#### DIRECTIONS FOR THIS TASK:
Wherever a line in the data below holds "renală", copy that line.

Stored entries:
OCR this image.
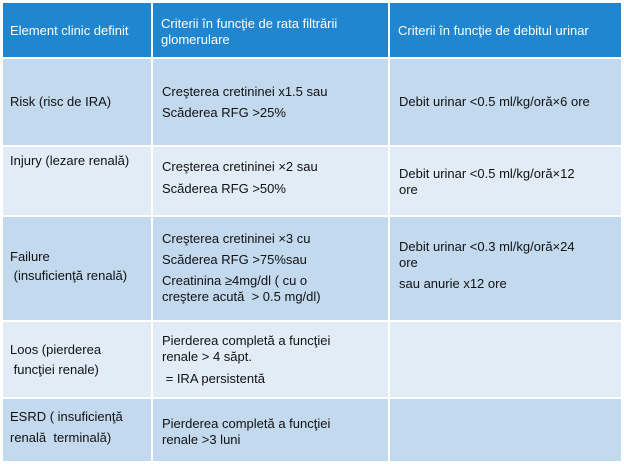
Element clinic definit	Criterii în funcţie de rata filtrării

glomerulare

Criterii în funcţie de debitul urinar

Risk (risc de IRA)

Creşterea cretininei x1.5 sau

Scăderea RFG >25%

Debit urinar <0.5 ml/kg/oră×6 ore

Injury (lezare renală)	Creşterea cretininei ×2 sau

Scăderea RFG >50%

Debit urinar <0.5 ml/kg/oră×12

ore

Failure

(insuficienţă renală)

Creşterea cretininei ×3 cu

Scăderea RFG >75%sau

Creatinina ≥4mg/dl ( cu o

creştere acută  > 0.5 mg/dl)

Debit urinar <0.3 ml/kg/oră×24

ore

sau anurie x12 ore

Loos (pierderea

funcţiei renale)

Pierderea completă a funcţiei

renale > 4 săpt.

= IRA persistentă

ESRD ( insuficienţă

renală  terminală)

Pierderea completă a funcţiei

renale >3 luni
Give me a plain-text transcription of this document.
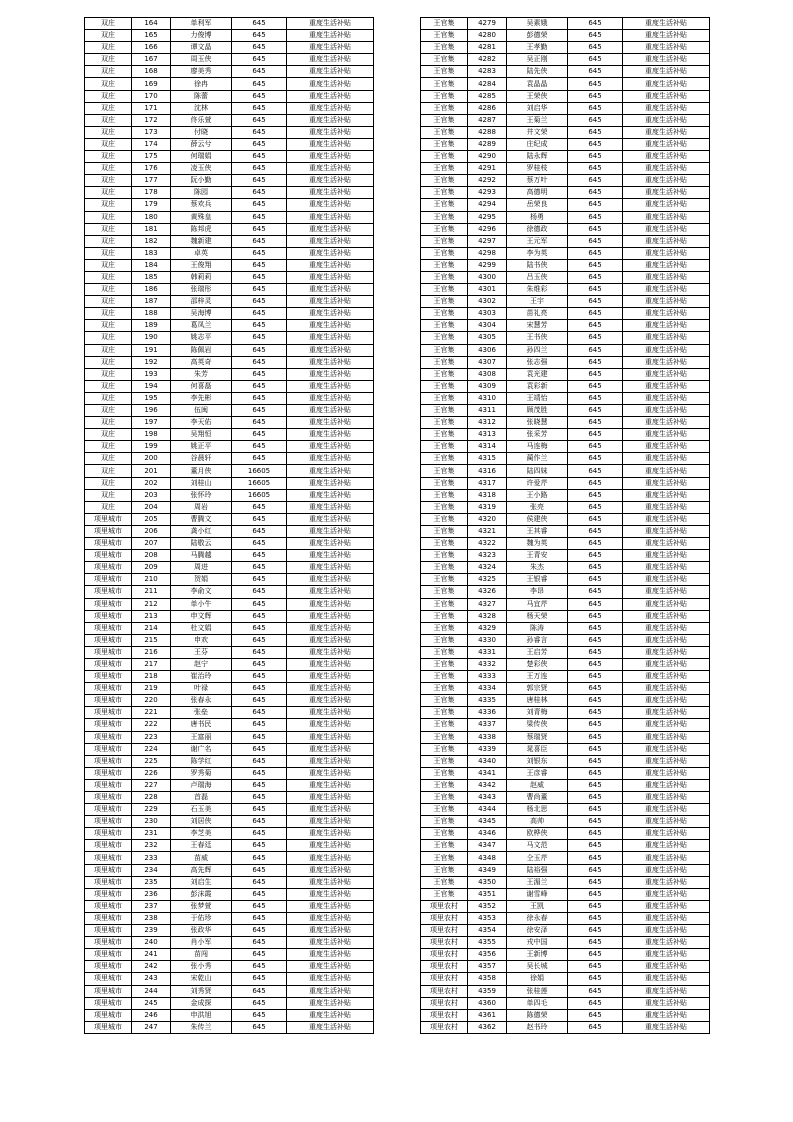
双庄	164	单利军	645	重度生活补贴
双庄	165	力俊博	645	重度生活补贴
双庄	166	谭文晶	645	重度生活补贴
双庄	167	周玉侠	645	重度生活补贴
双庄	168	廖美秀	645	重度生活补贴
双庄	169	徐冉	645	重度生活补贴
双庄	170	陈蕾	645	重度生活补贴
双庄	171	沈林	645	重度生活补贴
双庄	172	佟乐萱	645	重度生活补贴
双庄	173	付晓	645	重度生活补贴
双庄	174	薛云兮	645	重度生活补贴
双庄	175	何瑞娟	645	重度生活补贴
双庄	176	凌玉侠	645	重度生活补贴
双庄	177	阮小勤	645	重度生活补贴
双庄	178	陈园	645	重度生活补贴
双庄	179	蔡欢兵	645	重度生活补贴
双庄	180	黄殊皇	645	重度生活补贴
双庄	181	陈邦虎	645	重度生活补贴
双庄	182	魏新建	645	重度生活补贴
双庄	183	卓英	645	重度生活补贴
双庄	184	王俊翔	645	重度生活补贴
双庄	185	韩莉莉	645	重度生活补贴
双庄	186	张瑞彤	645	重度生活补贴
双庄	187	邵梓灵	645	重度生活补贴
双庄	188	吴海博	645	重度生活补贴
双庄	189	葛凤兰	645	重度生活补贴
双庄	190	姚志平	645	重度生活补贴
双庄	191	陈佩岩	645	重度生活补贴
双庄	192	高英奇	645	重度生活补贴
双庄	193	朱芳	645	重度生活补贴
双庄	194	何喜磊	645	重度生活补贴
双庄	195	李先彬	645	重度生活补贴
双庄	196	伍闽	645	重度生活补贴
双庄	197	李天佑	645	重度生活补贴
双庄	198	吴翔恒	645	重度生活补贴
双庄	199	姚正平	645	重度生活补贴
双庄	200	谷晨轩	645	重度生活补贴
双庄	201	董月侠	16605	重度生活补贴
双庄	202	刘桂山	16605	重度生活补贴
双庄	203	张怀玲	16605	重度生活补贴
双庄	204	周岩	645	重度生活补贴
项里城市	205	曹腾文	645	重度生活补贴
项里城市	206	龚小红	645	重度生活补贴
项里城市	207	陆敬云	645	重度生活补贴
项里城市	208	马腾越	645	重度生活补贴
项里城市	209	周进	645	重度生活补贴
项里城市	210	贺娟	645	重度生活补贴
项里城市	211	李俞文	645	重度生活补贴
项里城市	212	单小牛	645	重度生活补贴
项里城市	213	申文辉	645	重度生活补贴
项里城市	214	杜文娟	645	重度生活补贴
项里城市	215	申欢	645	重度生活补贴
项里城市	216	王芬	645	重度生活补贴
项里城市	217	赵宁	645	重度生活补贴
项里城市	218	崔治玲	645	重度生活补贴
项里城市	219	叶禄	645	重度生活补贴
项里城市	220	张春永	645	重度生活补贴
项里城市	221	张垒	645	重度生活补贴
项里城市	222	唐书民	645	重度生活补贴
项里城市	223	王富丽	645	重度生活补贴
项里城市	224	谢广名	645	重度生活补贴
项里城市	225	陈学红	645	重度生活补贴
项里城市	226	罗秀菊	645	重度生活补贴
项里城市	227	卢瑞海	645	重度生活补贴
项里城市	228	首磊	645	重度生活补贴
项里城市	229	石玉美	645	重度生活补贴
项里城市	230	刘居侠	645	重度生活补贴
项里城市	231	李芝美	645	重度生活补贴
项里城市	232	王春廷	645	重度生活补贴
项里城市	233	苗威	645	重度生活补贴
项里城市	234	高先辉	645	重度生活补贴
项里城市	235	刘启生	645	重度生活补贴
项里城市	236	彭沫霞	645	重度生活补贴
项里城市	237	张梦萱	645	重度生活补贴
项里城市	238	于佑珍	645	重度生活补贴
项里城市	239	张政华	645	重度生活补贴
项里城市	240	肖小军	645	重度生活补贴
项里城市	241	苗闯	645	重度生活补贴
项里城市	242	张小秀	645	重度生活补贴
项里城市	243	宋乾山	645	重度生活补贴
项里城市	244	刘秀贤	645	重度生活补贴
项里城市	245	金成探	645	重度生活补贴
项里城市	246	申洪旭	645	重度生活补贴
项里城市	247	朱传兰	645	重度生活补贴
王官集	4279	吴素娥	645	重度生活补贴
王官集	4280	彭德荣	645	重度生活补贴
王官集	4281	王孝勤	645	重度生活补贴
王官集	4282	吴正刚	645	重度生活补贴
王官集	4283	陆先侠	645	重度生活补贴
王官集	4284	袁晶晶	645	重度生活补贴
王官集	4285	王荣侠	645	重度生活补贴
王官集	4286	刘启华	645	重度生活补贴
王官集	4287	王菊兰	645	重度生活补贴
王官集	4288	井文荣	645	重度生活补贴
王官集	4289	庄纪成	645	重度生活补贴
王官集	4290	陆永辉	645	重度生活补贴
王官集	4291	罗桂枝	645	重度生活补贴
王官集	4292	蔡万叶	645	重度生活补贴
王官集	4293	高德明	645	重度生活补贴
王官集	4294	岳荣良	645	重度生活补贴
王官集	4295	杨勇	645	重度生活补贴
王官集	4296	徐德政	645	重度生活补贴
王官集	4297	王元军	645	重度生活补贴
王官集	4298	李为英	645	重度生活补贴
王官集	4299	陆书侠	645	重度生活补贴
王官集	4300	吕玉侠	645	重度生活补贴
王官集	4301	朱维彩	645	重度生活补贴
王官集	4302	王宇	645	重度生活补贴
王官集	4303	苗礼亮	645	重度生活补贴
王官集	4304	宋慧芳	645	重度生活补贴
王官集	4305	王书侠	645	重度生活补贴
王官集	4306	孙四兰	645	重度生活补贴
王官集	4307	张志强	645	重度生活补贴
王官集	4308	袁光建	645	重度生活补贴
王官集	4309	袁彩新	645	重度生活补贴
王官集	4310	王靖怡	645	重度生活补贴
王官集	4311	顾茂胜	645	重度生活补贴
王官集	4312	张晓慧	645	重度生活补贴
王官集	4313	张采芳	645	重度生活补贴
王官集	4314	马连梅	645	重度生活补贴
王官集	4315	蔺作兰	645	重度生活补贴
王官集	4316	陆四妹	645	重度生活补贴
王官集	4317	许爱芹	645	重度生活补贴
王官集	4318	王小路	645	重度生活补贴
王官集	4319	张亮	645	重度生活补贴
王官集	4320	侯建侠	645	重度生活补贴
王官集	4321	王其睿	645	重度生活补贴
王官集	4322	魏为英	645	重度生活补贴
王官集	4323	王青安	645	重度生活补贴
王官集	4324	朱杰	645	重度生活补贴
王官集	4325	王银睿	645	重度生活补贴
王官集	4326	李昂	645	重度生活补贴
王官集	4327	马宜芹	645	重度生活补贴
王官集	4328	杨天荣	645	重度生活补贴
王官集	4329	陈涛	645	重度生活补贴
王官集	4330	孙睿言	645	重度生活补贴
王官集	4331	王启芳	645	重度生活补贴
王官集	4332	楚彩侠	645	重度生活补贴
王官集	4333	王万连	645	重度生活补贴
王官集	4334	郭宗贤	645	重度生活补贴
王官集	4335	唐桂林	645	重度生活补贴
王官集	4336	刘青梅	645	重度生活补贴
王官集	4337	梁传侠	645	重度生活补贴
王官集	4338	蔡瑞贤	645	重度生活补贴
王官集	4339	晁喜臣	645	重度生活补贴
王官集	4340	刘银东	645	重度生活补贴
王官集	4341	王彦睿	645	重度生活补贴
王官集	4342	赵威	645	重度生活补贴
王官集	4343	曹尚董	645	重度生活补贴
王官集	4344	杨北思	645	重度生活补贴
王官集	4345	高帅	645	重度生活补贴
王官集	4346	欧桦侠	645	重度生活补贴
王官集	4347	马文范	645	重度生活补贴
王官集	4348	仝玉芹	645	重度生活补贴
王官集	4349	陆裕强	645	重度生活补贴
王官集	4350	王湄兰	645	重度生活补贴
王官集	4351	谢雪峰	645	重度生活补贴
项里农村	4352	王凯	645	重度生活补贴
项里农村	4353	徐永春	645	重度生活补贴
项里农村	4354	徐安泽	645	重度生活补贴
项里农村	4355	戎中国	645	重度生活补贴
项里农村	4356	王新博	645	重度生活补贴
项里农村	4357	吴长城	645	重度生活补贴
项里农村	4358	徐娟	645	重度生活补贴
项里农村	4359	张桂莲	645	重度生活补贴
项里农村	4360	单四毛	645	重度生活补贴
项里农村	4361	陈德荣	645	重度生活补贴
项里农村	4362	赵书玲	645	重度生活补贴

#### THE RESULT:
Injury (lezare renală)	Creşterea cretininei ×2 sau
(insuficienţă renală)
renală  terminală)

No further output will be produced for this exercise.